##### RECORD LIST

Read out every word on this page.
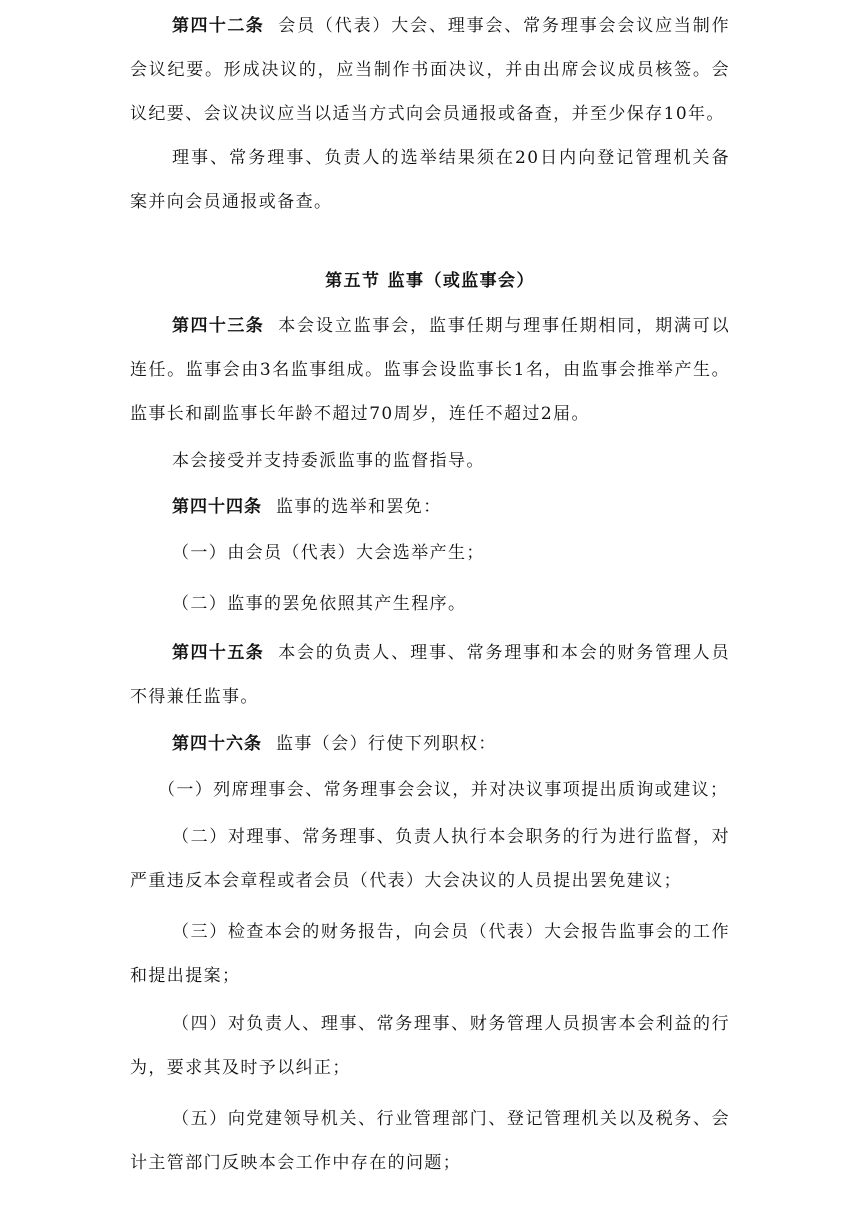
第四十二条 会员（代表）大会、理事会、常务理事会会议应当制作会议纪要。形成决议的，应当制作书面决议，并由出席会议成员核签。会议纪要、会议决议应当以适当方式向会员通报或备查，并至少保存10年。

理事、常务理事、负责人的选举结果须在20日内向登记管理机关备案并向会员通报或备查。

第五节 监事（或监事会）

第四十三条 本会设立监事会，监事任期与理事任期相同，期满可以连任。监事会由3名监事组成。监事会设监事长1名，由监事会推举产生。监事长和副监事长年龄不超过70周岁，连任不超过2届。

本会接受并支持委派监事的监督指导。

第四十四条 监事的选举和罢免：

（一）由会员（代表）大会选举产生；

（二）监事的罢免依照其产生程序。

第四十五条 本会的负责人、理事、常务理事和本会的财务管理人员不得兼任监事。

第四十六条 监事（会）行使下列职权：

（一）列席理事会、常务理事会会议，并对决议事项提出质询或建议；

（二）对理事、常务理事、负责人执行本会职务的行为进行监督，对严重违反本会章程或者会员（代表）大会决议的人员提出罢免建议；

（三）检查本会的财务报告，向会员（代表）大会报告监事会的工作和提出提案；

（四）对负责人、理事、常务理事、财务管理人员损害本会利益的行为，要求其及时予以纠正；

（五）向党建领导机关、行业管理部门、登记管理机关以及税务、会计主管部门反映本会工作中存在的问题；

##########

YOUR TASK: Restate the entire listing word for word, excluding pictures.

EXERCISE OUTPUT:
Read out every word on this page.
第四十二条 会员（代表）大会、理事会、常务理事会会议应当制作会议纪要。形成决议的，应当制作书面决议，并由出席会议成员核签。会议纪要、会议决议应当以适当方式向会员通报或备查，并至少保存10年。

理事、常务理事、负责人的选举结果须在20日内向登记管理机关备案并向会员通报或备查。

第五节 监事（或监事会）

第四十三条 本会设立监事会，监事任期与理事任期相同，期满可以连任。监事会由3名监事组成。监事会设监事长1名，由监事会推举产生。监事长和副监事长年龄不超过70周岁，连任不超过2届。

本会接受并支持委派监事的监督指导。

第四十四条 监事的选举和罢免：

（一）由会员（代表）大会选举产生；

（二）监事的罢免依照其产生程序。

第四十五条 本会的负责人、理事、常务理事和本会的财务管理人员不得兼任监事。

第四十六条 监事（会）行使下列职权：

（一）列席理事会、常务理事会会议，并对决议事项提出质询或建议；

（二）对理事、常务理事、负责人执行本会职务的行为进行监督，对严重违反本会章程或者会员（代表）大会决议的人员提出罢免建议；

（三）检查本会的财务报告，向会员（代表）大会报告监事会的工作和提出提案；

（四）对负责人、理事、常务理事、财务管理人员损害本会利益的行为，要求其及时予以纠正；

（五）向党建领导机关、行业管理部门、登记管理机关以及税务、会计主管部门反映本会工作中存在的问题；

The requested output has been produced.